SET EXERCISE: All the data should be repeated exactly. Any image in it is left out.

PROVIDED DATA:
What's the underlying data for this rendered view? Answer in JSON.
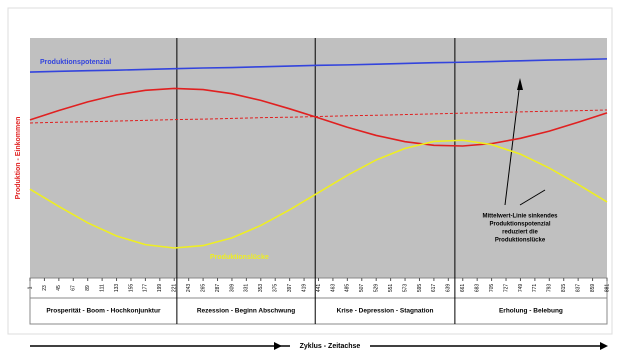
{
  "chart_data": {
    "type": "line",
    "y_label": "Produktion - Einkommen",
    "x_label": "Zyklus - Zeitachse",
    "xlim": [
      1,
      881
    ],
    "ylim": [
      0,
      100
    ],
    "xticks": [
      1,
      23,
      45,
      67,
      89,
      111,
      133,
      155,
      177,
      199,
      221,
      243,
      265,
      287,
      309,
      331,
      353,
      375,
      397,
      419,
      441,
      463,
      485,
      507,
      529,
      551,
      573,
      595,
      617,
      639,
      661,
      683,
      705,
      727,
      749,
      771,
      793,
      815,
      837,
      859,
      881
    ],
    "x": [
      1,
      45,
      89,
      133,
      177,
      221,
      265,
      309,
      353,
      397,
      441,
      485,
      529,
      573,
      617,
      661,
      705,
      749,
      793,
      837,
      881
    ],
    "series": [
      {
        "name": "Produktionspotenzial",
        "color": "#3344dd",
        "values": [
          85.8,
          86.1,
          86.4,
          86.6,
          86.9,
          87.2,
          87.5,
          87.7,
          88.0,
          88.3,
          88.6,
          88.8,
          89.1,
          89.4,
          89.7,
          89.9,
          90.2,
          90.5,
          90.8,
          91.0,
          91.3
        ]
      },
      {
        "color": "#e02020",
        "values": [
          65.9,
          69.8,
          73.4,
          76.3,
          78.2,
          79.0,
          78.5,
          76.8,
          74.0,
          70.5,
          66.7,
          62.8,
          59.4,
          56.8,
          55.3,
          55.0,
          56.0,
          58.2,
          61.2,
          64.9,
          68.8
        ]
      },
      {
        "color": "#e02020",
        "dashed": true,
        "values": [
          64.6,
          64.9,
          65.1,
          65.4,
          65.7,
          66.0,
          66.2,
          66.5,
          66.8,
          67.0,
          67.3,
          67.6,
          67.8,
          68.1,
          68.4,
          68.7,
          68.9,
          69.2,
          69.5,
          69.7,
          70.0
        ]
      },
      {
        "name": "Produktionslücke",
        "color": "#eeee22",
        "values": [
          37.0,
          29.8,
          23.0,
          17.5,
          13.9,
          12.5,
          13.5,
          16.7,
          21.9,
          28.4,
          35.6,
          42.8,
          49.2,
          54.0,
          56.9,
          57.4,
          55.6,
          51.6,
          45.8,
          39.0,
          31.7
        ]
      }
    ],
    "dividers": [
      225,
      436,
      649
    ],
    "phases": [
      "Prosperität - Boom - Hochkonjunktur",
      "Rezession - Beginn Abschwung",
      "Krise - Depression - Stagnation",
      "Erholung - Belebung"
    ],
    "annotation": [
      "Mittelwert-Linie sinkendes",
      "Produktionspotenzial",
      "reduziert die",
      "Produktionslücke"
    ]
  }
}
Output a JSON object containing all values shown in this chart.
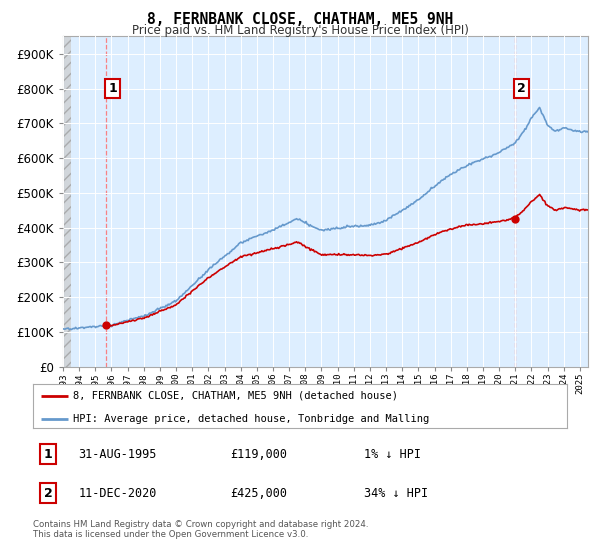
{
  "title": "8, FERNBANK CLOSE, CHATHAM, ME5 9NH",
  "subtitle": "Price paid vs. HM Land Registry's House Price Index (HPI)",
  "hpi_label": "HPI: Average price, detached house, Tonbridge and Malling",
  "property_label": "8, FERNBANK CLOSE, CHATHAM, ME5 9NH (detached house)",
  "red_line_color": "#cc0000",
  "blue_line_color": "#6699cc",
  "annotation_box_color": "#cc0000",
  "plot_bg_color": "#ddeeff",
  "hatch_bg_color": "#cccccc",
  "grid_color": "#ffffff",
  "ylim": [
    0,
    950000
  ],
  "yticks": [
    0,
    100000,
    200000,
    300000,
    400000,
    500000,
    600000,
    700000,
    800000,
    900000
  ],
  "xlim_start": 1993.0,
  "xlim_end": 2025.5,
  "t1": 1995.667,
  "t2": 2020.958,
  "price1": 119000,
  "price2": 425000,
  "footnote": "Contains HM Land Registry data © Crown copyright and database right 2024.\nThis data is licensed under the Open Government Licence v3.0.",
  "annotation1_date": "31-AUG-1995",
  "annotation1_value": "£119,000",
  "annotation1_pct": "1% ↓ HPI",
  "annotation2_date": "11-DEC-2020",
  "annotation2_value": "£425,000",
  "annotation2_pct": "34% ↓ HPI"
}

ANSWER:
What's the underlying data for this rendered view? Answer in JSON.
{
  "chart_data": {
    "type": "line",
    "y_label": "Produktion - Einkommen",
    "x_label": "Zyklus - Zeitachse",
    "xlim": [
      1,
      881
    ],
    "ylim": [
      0,
      100
    ],
    "xticks": [
      1,
      23,
      45,
      67,
      89,
      111,
      133,
      155,
      177,
      199,
      221,
      243,
      265,
      287,
      309,
      331,
      353,
      375,
      397,
      419,
      441,
      463,
      485,
      507,
      529,
      551,
      573,
      595,
      617,
      639,
      661,
      683,
      705,
      727,
      749,
      771,
      793,
      815,
      837,
      859,
      881
    ],
    "x": [
      1,
      45,
      89,
      133,
      177,
      221,
      265,
      309,
      353,
      397,
      441,
      485,
      529,
      573,
      617,
      661,
      705,
      749,
      793,
      837,
      881
    ],
    "series": [
      {
        "name": "Produktionspotenzial",
        "color": "#3344dd",
        "values": [
          85.8,
          86.1,
          86.4,
          86.6,
          86.9,
          87.2,
          87.5,
          87.7,
          88.0,
          88.3,
          88.6,
          88.8,
          89.1,
          89.4,
          89.7,
          89.9,
          90.2,
          90.5,
          90.8,
          91.0,
          91.3
        ]
      },
      {
        "color": "#e02020",
        "values": [
          65.9,
          69.8,
          73.4,
          76.3,
          78.2,
          79.0,
          78.5,
          76.8,
          74.0,
          70.5,
          66.7,
          62.8,
          59.4,
          56.8,
          55.3,
          55.0,
          56.0,
          58.2,
          61.2,
          64.9,
          68.8
        ]
      },
      {
        "color": "#e02020",
        "dashed": true,
        "values": [
          64.6,
          64.9,
          65.1,
          65.4,
          65.7,
          66.0,
          66.2,
          66.5,
          66.8,
          67.0,
          67.3,
          67.6,
          67.8,
          68.1,
          68.4,
          68.7,
          68.9,
          69.2,
          69.5,
          69.7,
          70.0
        ]
      },
      {
        "name": "Produktionslücke",
        "color": "#eeee22",
        "values": [
          37.0,
          29.8,
          23.0,
          17.5,
          13.9,
          12.5,
          13.5,
          16.7,
          21.9,
          28.4,
          35.6,
          42.8,
          49.2,
          54.0,
          56.9,
          57.4,
          55.6,
          51.6,
          45.8,
          39.0,
          31.7
        ]
      }
    ],
    "dividers": [
      225,
      436,
      649
    ],
    "phases": [
      "Prosperität - Boom - Hochkonjunktur",
      "Rezession - Beginn Abschwung",
      "Krise - Depression - Stagnation",
      "Erholung - Belebung"
    ],
    "annotation": [
      "Mittelwert-Linie sinkendes",
      "Produktionspotenzial",
      "reduziert die",
      "Produktionslücke"
    ]
  }
}
Output a JSON object containing all values shown in this chart.
{
  "title": "8, FERNBANK CLOSE, CHATHAM, ME5 9NH",
  "subtitle": "Price paid vs. HM Land Registry's House Price Index (HPI)",
  "hpi_label": "HPI: Average price, detached house, Tonbridge and Malling",
  "property_label": "8, FERNBANK CLOSE, CHATHAM, ME5 9NH (detached house)",
  "red_line_color": "#cc0000",
  "blue_line_color": "#6699cc",
  "annotation_box_color": "#cc0000",
  "plot_bg_color": "#ddeeff",
  "hatch_bg_color": "#cccccc",
  "grid_color": "#ffffff",
  "ylim": [
    0,
    950000
  ],
  "yticks": [
    0,
    100000,
    200000,
    300000,
    400000,
    500000,
    600000,
    700000,
    800000,
    900000
  ],
  "xlim_start": 1993.0,
  "xlim_end": 2025.5,
  "t1": 1995.667,
  "t2": 2020.958,
  "price1": 119000,
  "price2": 425000,
  "footnote": "Contains HM Land Registry data © Crown copyright and database right 2024.\nThis data is licensed under the Open Government Licence v3.0.",
  "annotation1_date": "31-AUG-1995",
  "annotation1_value": "£119,000",
  "annotation1_pct": "1% ↓ HPI",
  "annotation2_date": "11-DEC-2020",
  "annotation2_value": "£425,000",
  "annotation2_pct": "34% ↓ HPI"
}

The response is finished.